**GIVEN EXERCISE**
Copy each line of the entries beneath that contains the word "students".

**INPUT MATERIAL**
## start

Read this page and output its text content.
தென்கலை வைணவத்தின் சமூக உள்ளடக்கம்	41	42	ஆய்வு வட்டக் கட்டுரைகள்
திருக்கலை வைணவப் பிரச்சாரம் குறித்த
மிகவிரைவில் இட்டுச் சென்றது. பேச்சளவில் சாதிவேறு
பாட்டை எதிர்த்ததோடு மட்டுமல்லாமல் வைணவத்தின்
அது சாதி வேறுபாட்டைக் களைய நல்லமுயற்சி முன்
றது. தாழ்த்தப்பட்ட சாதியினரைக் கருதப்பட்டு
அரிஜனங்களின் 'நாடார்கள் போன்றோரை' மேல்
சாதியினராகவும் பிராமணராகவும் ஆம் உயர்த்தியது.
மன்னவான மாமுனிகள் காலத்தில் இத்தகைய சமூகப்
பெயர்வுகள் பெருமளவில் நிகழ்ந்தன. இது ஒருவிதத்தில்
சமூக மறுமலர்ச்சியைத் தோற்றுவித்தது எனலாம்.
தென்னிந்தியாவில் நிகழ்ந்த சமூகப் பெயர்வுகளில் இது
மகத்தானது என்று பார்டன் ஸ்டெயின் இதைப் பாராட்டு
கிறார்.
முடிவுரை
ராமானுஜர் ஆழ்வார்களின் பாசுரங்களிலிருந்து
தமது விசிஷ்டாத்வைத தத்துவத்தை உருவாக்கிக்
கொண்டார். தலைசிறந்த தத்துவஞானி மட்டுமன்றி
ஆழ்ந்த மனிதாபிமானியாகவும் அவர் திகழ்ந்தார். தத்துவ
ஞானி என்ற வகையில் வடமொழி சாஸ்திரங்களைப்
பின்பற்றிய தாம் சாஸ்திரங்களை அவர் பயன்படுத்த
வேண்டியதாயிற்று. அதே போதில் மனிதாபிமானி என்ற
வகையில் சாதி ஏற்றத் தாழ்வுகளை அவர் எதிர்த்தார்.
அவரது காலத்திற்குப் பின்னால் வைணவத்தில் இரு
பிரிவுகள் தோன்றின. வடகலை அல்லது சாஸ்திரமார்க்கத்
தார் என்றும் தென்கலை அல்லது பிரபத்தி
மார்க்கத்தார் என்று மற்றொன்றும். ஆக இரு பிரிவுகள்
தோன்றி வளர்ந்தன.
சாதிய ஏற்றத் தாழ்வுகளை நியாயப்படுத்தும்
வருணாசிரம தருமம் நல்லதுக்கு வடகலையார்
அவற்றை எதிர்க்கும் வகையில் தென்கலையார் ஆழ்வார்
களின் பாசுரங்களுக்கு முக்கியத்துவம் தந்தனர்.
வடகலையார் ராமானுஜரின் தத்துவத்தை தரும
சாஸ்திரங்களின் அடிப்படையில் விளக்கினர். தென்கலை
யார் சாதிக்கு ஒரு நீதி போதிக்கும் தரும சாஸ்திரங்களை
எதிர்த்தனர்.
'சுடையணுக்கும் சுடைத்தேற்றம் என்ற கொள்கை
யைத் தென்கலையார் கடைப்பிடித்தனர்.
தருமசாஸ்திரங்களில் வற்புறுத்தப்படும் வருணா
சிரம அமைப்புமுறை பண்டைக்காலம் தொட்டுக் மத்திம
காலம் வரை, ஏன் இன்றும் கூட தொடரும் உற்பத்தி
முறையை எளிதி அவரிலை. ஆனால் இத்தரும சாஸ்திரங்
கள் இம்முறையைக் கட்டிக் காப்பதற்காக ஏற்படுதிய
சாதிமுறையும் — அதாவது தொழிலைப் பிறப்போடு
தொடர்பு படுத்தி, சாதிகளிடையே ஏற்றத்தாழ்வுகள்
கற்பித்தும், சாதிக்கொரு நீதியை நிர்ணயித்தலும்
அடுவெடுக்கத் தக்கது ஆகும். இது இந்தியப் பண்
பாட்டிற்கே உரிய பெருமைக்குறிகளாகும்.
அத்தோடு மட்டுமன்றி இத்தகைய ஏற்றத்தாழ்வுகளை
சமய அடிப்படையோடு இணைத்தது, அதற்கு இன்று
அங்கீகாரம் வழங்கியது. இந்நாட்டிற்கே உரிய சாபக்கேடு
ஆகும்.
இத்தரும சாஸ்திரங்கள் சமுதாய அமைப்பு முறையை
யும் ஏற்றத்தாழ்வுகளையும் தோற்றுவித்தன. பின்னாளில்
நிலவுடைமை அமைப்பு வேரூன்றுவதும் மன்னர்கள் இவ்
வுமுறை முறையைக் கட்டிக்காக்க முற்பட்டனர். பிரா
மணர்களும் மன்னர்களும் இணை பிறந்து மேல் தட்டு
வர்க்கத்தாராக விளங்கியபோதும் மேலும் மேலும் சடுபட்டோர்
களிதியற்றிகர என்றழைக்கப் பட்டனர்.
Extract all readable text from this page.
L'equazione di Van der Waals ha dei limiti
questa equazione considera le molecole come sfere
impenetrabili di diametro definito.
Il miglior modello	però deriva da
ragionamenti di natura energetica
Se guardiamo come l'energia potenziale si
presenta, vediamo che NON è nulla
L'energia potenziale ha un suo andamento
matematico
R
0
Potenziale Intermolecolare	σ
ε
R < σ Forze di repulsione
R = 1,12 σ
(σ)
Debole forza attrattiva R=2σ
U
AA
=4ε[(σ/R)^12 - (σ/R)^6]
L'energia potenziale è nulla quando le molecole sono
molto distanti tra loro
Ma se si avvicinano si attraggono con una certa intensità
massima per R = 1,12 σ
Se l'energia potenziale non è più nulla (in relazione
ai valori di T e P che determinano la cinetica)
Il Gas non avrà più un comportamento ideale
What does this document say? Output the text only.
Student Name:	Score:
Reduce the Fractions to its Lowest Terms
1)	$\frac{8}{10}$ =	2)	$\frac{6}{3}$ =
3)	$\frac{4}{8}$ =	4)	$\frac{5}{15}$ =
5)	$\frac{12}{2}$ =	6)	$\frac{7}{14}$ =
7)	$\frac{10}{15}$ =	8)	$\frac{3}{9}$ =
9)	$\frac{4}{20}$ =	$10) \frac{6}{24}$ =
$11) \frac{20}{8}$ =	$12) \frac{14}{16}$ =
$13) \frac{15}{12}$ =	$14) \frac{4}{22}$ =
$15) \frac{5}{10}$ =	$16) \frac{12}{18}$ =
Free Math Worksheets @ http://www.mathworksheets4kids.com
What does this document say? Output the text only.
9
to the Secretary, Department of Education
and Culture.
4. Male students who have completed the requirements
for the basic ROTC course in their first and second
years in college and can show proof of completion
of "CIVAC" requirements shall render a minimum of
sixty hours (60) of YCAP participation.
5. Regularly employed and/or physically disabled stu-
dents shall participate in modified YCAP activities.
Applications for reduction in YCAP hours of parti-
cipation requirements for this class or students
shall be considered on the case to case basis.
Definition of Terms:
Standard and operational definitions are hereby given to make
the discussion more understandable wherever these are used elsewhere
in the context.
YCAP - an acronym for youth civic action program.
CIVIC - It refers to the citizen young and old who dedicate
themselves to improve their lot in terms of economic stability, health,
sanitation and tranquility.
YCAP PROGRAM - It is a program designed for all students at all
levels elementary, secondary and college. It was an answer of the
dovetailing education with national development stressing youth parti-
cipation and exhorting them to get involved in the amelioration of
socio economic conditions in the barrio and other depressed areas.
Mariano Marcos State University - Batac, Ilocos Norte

## end

**ANSWER FOR THE TASK**
4. Male students who have completed the requirements
cipation requirements for this class or students
YCAP PROGRAM - It is a program designed for all students at all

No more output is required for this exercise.